SUPPLIED MATERIAL:
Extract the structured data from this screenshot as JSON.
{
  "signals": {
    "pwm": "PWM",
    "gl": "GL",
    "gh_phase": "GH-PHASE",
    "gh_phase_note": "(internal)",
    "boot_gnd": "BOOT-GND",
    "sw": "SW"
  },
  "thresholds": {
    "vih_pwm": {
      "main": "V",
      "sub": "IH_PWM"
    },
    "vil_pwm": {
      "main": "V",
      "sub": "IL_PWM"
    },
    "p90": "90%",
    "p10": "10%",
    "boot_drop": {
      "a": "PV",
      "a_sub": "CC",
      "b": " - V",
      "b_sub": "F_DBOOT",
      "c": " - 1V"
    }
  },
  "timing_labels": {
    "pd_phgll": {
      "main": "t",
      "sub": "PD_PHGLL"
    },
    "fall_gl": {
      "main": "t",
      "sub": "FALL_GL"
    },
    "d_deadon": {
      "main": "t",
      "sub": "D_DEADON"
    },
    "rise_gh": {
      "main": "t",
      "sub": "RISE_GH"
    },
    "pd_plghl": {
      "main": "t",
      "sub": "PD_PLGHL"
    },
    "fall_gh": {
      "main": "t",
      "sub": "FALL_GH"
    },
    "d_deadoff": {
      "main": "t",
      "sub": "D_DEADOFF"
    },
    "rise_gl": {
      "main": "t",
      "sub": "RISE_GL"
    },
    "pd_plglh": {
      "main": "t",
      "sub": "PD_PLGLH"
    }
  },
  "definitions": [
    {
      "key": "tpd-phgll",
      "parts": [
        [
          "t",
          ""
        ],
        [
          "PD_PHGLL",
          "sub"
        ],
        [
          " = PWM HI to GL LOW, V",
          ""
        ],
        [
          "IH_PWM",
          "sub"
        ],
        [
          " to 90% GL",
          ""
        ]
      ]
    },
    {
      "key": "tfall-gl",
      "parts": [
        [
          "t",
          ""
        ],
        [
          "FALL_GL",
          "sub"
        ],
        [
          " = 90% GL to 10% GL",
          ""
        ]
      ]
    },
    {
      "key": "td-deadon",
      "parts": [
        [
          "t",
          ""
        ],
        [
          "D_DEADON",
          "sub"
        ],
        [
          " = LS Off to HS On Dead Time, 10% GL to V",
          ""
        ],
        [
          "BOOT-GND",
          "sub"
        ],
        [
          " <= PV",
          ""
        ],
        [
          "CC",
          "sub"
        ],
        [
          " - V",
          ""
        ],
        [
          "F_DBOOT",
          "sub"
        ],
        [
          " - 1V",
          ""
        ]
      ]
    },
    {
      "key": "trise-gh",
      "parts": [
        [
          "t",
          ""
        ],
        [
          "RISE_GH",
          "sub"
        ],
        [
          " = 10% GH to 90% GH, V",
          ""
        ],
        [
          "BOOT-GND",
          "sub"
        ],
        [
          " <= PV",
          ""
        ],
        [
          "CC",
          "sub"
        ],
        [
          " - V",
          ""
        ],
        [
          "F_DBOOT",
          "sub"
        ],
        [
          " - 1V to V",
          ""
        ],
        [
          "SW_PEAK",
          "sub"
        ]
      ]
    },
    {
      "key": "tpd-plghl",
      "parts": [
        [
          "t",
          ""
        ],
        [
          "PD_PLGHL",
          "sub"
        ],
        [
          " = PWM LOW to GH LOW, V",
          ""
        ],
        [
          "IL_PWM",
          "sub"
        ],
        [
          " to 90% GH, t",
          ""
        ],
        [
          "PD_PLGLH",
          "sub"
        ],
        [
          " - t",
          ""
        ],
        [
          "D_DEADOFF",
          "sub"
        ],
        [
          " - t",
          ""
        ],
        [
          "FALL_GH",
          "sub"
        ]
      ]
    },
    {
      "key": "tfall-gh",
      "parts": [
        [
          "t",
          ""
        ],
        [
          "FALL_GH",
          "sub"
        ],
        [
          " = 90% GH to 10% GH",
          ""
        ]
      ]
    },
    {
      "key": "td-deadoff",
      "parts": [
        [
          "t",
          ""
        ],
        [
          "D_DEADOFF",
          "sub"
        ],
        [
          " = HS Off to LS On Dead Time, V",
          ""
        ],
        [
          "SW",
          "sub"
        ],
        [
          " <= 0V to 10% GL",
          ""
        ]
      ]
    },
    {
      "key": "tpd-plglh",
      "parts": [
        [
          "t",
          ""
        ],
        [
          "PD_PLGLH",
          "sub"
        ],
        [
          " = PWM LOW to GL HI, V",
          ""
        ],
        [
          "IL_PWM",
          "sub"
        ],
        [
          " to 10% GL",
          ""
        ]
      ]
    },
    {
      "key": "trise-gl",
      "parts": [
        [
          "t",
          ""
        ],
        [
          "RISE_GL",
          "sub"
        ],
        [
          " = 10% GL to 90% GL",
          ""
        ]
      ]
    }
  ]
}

INSTRUCTIONS TO FOLLOW: Repeat the data above exactly.

FULL RESPONSE:
Extract the structured data from this screenshot as JSON.
{
  "signals": {
    "pwm": "PWM",
    "gl": "GL",
    "gh_phase": "GH-PHASE",
    "gh_phase_note": "(internal)",
    "boot_gnd": "BOOT-GND",
    "sw": "SW"
  },
  "thresholds": {
    "vih_pwm": {
      "main": "V",
      "sub": "IH_PWM"
    },
    "vil_pwm": {
      "main": "V",
      "sub": "IL_PWM"
    },
    "p90": "90%",
    "p10": "10%",
    "boot_drop": {
      "a": "PV",
      "a_sub": "CC",
      "b": " - V",
      "b_sub": "F_DBOOT",
      "c": " - 1V"
    }
  },
  "timing_labels": {
    "pd_phgll": {
      "main": "t",
      "sub": "PD_PHGLL"
    },
    "fall_gl": {
      "main": "t",
      "sub": "FALL_GL"
    },
    "d_deadon": {
      "main": "t",
      "sub": "D_DEADON"
    },
    "rise_gh": {
      "main": "t",
      "sub": "RISE_GH"
    },
    "pd_plghl": {
      "main": "t",
      "sub": "PD_PLGHL"
    },
    "fall_gh": {
      "main": "t",
      "sub": "FALL_GH"
    },
    "d_deadoff": {
      "main": "t",
      "sub": "D_DEADOFF"
    },
    "rise_gl": {
      "main": "t",
      "sub": "RISE_GL"
    },
    "pd_plglh": {
      "main": "t",
      "sub": "PD_PLGLH"
    }
  },
  "definitions": [
    {
      "key": "tpd-phgll",
      "parts": [
        [
          "t",
          ""
        ],
        [
          "PD_PHGLL",
          "sub"
        ],
        [
          " = PWM HI to GL LOW, V",
          ""
        ],
        [
          "IH_PWM",
          "sub"
        ],
        [
          " to 90% GL",
          ""
        ]
      ]
    },
    {
      "key": "tfall-gl",
      "parts": [
        [
          "t",
          ""
        ],
        [
          "FALL_GL",
          "sub"
        ],
        [
          " = 90% GL to 10% GL",
          ""
        ]
      ]
    },
    {
      "key": "td-deadon",
      "parts": [
        [
          "t",
          ""
        ],
        [
          "D_DEADON",
          "sub"
        ],
        [
          " = LS Off to HS On Dead Time, 10% GL to V",
          ""
        ],
        [
          "BOOT-GND",
          "sub"
        ],
        [
          " <= PV",
          ""
        ],
        [
          "CC",
          "sub"
        ],
        [
          " - V",
          ""
        ],
        [
          "F_DBOOT",
          "sub"
        ],
        [
          " - 1V",
          ""
        ]
      ]
    },
    {
      "key": "trise-gh",
      "parts": [
        [
          "t",
          ""
        ],
        [
          "RISE_GH",
          "sub"
        ],
        [
          " = 10% GH to 90% GH, V",
          ""
        ],
        [
          "BOOT-GND",
          "sub"
        ],
        [
          " <= PV",
          ""
        ],
        [
          "CC",
          "sub"
        ],
        [
          " - V",
          ""
        ],
        [
          "F_DBOOT",
          "sub"
        ],
        [
          " - 1V to V",
          ""
        ],
        [
          "SW_PEAK",
          "sub"
        ]
      ]
    },
    {
      "key": "tpd-plghl",
      "parts": [
        [
          "t",
          ""
        ],
        [
          "PD_PLGHL",
          "sub"
        ],
        [
          " = PWM LOW to GH LOW, V",
          ""
        ],
        [
          "IL_PWM",
          "sub"
        ],
        [
          " to 90% GH, t",
          ""
        ],
        [
          "PD_PLGLH",
          "sub"
        ],
        [
          " - t",
          ""
        ],
        [
          "D_DEADOFF",
          "sub"
        ],
        [
          " - t",
          ""
        ],
        [
          "FALL_GH",
          "sub"
        ]
      ]
    },
    {
      "key": "tfall-gh",
      "parts": [
        [
          "t",
          ""
        ],
        [
          "FALL_GH",
          "sub"
        ],
        [
          " = 90% GH to 10% GH",
          ""
        ]
      ]
    },
    {
      "key": "td-deadoff",
      "parts": [
        [
          "t",
          ""
        ],
        [
          "D_DEADOFF",
          "sub"
        ],
        [
          " = HS Off to LS On Dead Time, V",
          ""
        ],
        [
          "SW",
          "sub"
        ],
        [
          " <= 0V to 10% GL",
          ""
        ]
      ]
    },
    {
      "key": "tpd-plglh",
      "parts": [
        [
          "t",
          ""
        ],
        [
          "PD_PLGLH",
          "sub"
        ],
        [
          " = PWM LOW to GL HI, V",
          ""
        ],
        [
          "IL_PWM",
          "sub"
        ],
        [
          " to 10% GL",
          ""
        ]
      ]
    },
    {
      "key": "trise-gl",
      "parts": [
        [
          "t",
          ""
        ],
        [
          "RISE_GL",
          "sub"
        ],
        [
          " = 10% GL to 90% GL",
          ""
        ]
      ]
    }
  ]
}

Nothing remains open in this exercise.